- [EXERCISE PROMPT] Search the material for "Verhandlungen" and show all lines that contain it.

%%

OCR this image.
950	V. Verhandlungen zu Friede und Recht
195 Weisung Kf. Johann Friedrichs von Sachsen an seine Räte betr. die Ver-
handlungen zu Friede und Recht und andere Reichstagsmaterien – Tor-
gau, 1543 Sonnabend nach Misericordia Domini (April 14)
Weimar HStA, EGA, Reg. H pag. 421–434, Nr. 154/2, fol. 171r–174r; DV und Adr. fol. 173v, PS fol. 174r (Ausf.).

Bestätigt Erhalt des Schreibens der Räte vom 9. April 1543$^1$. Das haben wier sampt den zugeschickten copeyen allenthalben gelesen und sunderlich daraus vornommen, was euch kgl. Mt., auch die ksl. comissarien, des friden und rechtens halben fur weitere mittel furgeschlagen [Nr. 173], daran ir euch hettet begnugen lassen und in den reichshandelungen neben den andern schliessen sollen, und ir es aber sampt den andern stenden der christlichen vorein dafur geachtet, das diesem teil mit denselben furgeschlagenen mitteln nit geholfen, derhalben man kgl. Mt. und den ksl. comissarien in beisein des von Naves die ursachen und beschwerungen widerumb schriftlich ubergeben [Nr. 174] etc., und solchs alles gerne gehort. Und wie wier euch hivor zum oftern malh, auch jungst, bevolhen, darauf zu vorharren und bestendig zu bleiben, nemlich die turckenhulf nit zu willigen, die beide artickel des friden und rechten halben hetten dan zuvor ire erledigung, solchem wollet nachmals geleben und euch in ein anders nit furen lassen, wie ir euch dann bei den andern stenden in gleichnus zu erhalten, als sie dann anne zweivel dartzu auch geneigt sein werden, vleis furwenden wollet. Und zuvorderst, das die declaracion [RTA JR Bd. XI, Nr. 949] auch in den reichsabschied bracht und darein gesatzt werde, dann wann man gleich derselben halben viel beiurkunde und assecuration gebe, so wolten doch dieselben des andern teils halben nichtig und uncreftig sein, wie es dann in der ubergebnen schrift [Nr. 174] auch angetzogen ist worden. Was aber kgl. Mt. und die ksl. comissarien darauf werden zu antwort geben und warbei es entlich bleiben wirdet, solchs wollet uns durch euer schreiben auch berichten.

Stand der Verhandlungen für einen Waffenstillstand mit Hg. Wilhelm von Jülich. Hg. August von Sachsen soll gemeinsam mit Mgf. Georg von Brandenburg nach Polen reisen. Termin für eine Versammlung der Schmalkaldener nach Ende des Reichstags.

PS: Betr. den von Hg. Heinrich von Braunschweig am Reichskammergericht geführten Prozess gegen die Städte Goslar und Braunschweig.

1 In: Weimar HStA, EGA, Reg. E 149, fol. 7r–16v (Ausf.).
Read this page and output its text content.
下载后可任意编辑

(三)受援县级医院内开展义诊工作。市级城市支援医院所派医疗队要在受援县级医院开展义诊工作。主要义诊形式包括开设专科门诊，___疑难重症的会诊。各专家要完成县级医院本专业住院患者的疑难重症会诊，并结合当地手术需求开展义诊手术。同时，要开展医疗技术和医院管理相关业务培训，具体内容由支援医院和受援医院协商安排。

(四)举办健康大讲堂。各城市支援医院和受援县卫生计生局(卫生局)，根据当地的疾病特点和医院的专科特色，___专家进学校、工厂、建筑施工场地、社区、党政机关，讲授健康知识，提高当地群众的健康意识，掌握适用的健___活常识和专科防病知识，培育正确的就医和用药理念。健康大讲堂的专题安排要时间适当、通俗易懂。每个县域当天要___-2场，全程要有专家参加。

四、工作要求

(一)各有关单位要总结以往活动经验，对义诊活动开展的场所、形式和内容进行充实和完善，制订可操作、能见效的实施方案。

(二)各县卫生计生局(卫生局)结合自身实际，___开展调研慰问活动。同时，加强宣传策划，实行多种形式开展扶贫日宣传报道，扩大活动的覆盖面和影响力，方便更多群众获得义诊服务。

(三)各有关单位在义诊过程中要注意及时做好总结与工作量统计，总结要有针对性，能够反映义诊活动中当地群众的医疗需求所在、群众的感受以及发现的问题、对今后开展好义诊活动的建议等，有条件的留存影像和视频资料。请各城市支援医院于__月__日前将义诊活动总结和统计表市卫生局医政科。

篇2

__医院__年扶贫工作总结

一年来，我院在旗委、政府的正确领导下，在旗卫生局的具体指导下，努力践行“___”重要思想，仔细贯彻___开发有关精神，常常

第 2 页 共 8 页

%%

- [ANSWER TO THIS PROBLEM]
950	V. Verhandlungen zu Friede und Recht
Stand der Verhandlungen für einen Waffenstillstand mit Hg. Wilhelm von Jülich. Hg. August von Sachsen soll gemeinsam mit Mgf. Georg von Brandenburg nach Polen reisen. Termin für eine Versammlung der Schmalkaldener nach Ende des Reichstags.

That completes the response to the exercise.